+++ Dataset +++
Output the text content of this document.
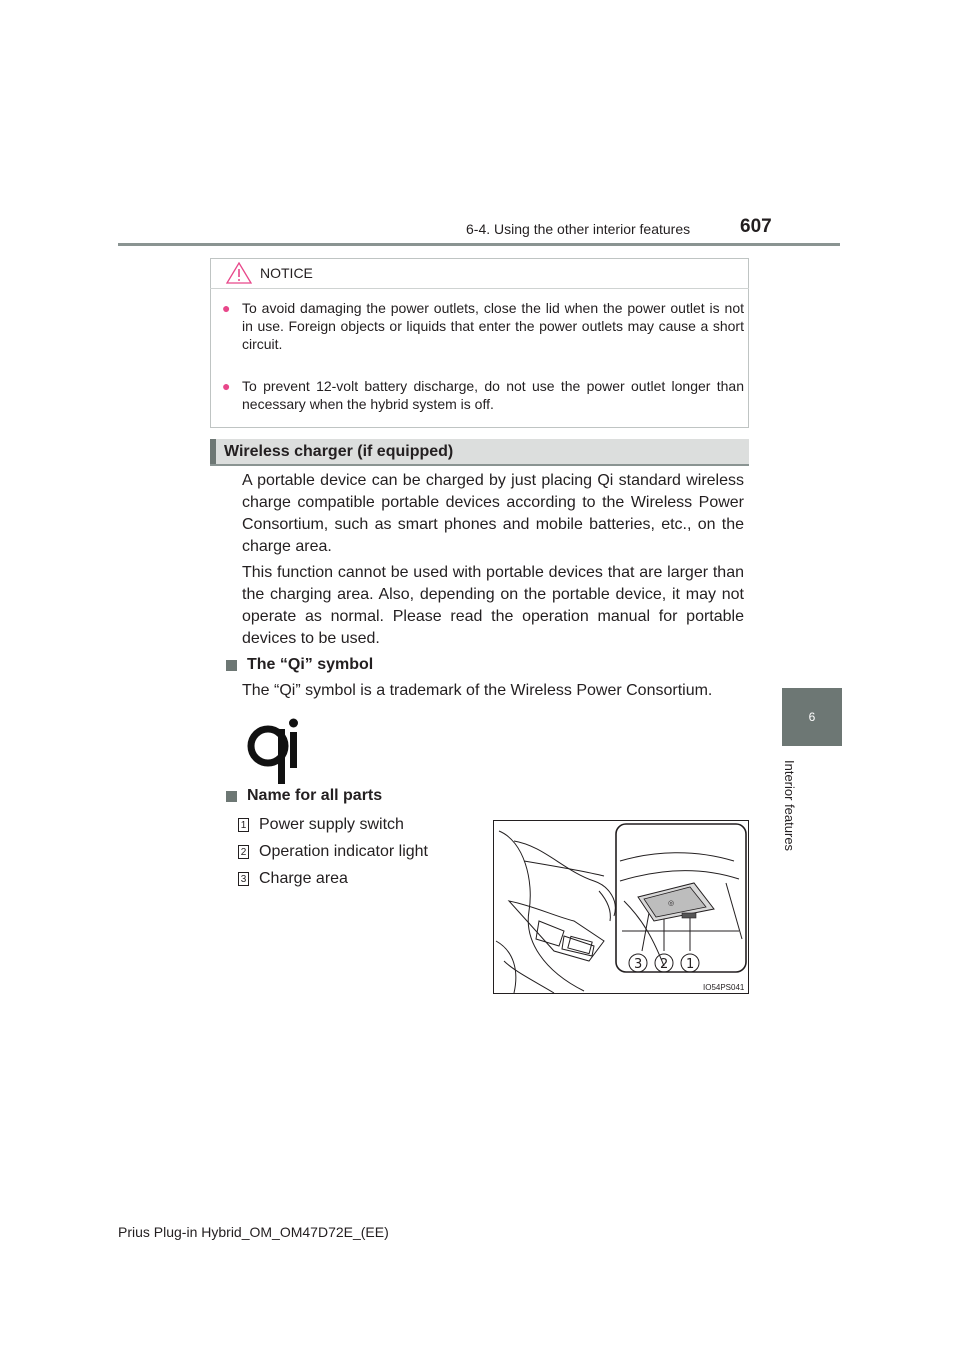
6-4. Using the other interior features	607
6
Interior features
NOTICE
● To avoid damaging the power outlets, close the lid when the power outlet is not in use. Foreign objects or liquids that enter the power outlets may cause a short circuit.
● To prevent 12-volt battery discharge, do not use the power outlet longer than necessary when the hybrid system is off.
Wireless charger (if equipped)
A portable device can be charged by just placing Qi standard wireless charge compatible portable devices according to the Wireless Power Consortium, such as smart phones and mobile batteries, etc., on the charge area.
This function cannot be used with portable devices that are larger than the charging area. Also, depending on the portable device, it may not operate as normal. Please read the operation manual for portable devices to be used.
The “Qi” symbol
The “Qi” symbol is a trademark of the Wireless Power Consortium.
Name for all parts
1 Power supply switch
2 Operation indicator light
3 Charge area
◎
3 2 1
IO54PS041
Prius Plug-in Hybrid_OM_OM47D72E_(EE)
+++
+++ Dataset +++
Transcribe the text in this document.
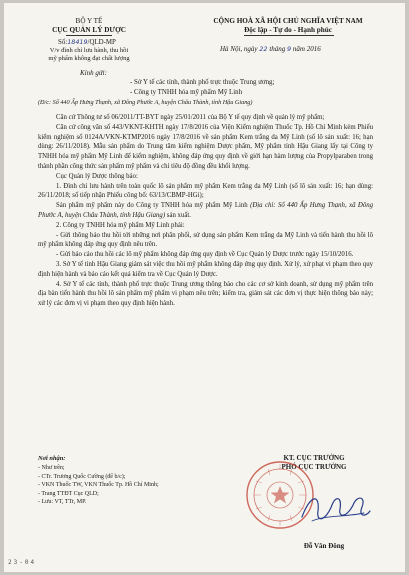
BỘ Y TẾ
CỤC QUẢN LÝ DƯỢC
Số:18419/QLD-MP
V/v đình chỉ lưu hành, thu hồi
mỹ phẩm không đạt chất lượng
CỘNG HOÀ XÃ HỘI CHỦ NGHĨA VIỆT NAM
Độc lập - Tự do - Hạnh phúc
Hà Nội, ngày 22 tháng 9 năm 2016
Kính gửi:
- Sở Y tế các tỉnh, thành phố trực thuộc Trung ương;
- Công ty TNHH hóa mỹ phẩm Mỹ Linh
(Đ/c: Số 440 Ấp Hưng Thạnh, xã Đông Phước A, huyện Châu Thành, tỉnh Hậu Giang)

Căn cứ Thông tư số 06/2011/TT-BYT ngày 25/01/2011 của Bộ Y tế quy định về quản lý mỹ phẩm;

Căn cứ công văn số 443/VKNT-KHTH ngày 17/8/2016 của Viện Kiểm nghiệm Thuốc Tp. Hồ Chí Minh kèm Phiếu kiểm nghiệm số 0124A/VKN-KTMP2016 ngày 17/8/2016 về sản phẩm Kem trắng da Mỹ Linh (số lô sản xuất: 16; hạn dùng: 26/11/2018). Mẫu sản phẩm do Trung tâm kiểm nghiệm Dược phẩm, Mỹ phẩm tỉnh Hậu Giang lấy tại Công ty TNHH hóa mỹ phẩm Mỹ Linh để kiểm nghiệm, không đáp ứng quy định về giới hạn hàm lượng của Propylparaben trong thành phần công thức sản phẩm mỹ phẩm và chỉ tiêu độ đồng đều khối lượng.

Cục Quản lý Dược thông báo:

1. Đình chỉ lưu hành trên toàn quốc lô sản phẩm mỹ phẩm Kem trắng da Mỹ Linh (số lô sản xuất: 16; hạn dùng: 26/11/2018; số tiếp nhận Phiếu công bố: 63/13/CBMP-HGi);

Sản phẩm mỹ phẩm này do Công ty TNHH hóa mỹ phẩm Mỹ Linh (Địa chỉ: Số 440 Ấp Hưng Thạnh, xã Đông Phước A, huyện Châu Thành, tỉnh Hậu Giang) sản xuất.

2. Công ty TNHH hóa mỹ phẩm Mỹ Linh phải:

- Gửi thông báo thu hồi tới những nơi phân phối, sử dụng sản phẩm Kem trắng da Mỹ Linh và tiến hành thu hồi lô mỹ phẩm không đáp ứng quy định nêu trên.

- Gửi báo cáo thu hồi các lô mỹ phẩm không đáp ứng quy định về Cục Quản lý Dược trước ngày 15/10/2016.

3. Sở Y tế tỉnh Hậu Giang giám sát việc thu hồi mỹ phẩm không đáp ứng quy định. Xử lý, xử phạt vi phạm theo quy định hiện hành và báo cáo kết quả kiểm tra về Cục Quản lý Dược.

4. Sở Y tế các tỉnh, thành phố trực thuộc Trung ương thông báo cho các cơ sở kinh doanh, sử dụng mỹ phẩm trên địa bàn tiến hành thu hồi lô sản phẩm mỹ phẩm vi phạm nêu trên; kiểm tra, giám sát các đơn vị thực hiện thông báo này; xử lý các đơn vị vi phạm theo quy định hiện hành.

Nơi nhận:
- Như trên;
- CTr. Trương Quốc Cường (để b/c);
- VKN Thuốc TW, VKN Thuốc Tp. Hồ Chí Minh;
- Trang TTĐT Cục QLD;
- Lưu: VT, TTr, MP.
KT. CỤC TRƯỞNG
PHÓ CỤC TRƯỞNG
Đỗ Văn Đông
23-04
+++
+++ Dataset +++
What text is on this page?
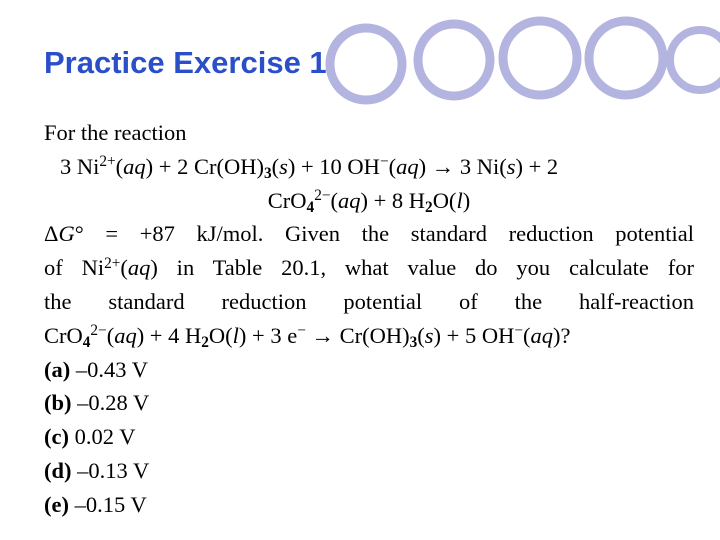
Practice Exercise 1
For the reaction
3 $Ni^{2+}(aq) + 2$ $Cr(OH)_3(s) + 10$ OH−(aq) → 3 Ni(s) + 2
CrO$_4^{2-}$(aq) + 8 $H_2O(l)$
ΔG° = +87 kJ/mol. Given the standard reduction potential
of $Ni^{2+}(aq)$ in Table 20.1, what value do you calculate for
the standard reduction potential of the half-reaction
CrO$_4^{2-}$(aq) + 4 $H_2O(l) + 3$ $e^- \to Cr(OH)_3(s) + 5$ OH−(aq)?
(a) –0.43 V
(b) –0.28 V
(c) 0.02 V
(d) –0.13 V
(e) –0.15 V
+++
### Stated problem
Among the lines of the data above, count those holding "Đông" and state only the number.

### Reply to the task
3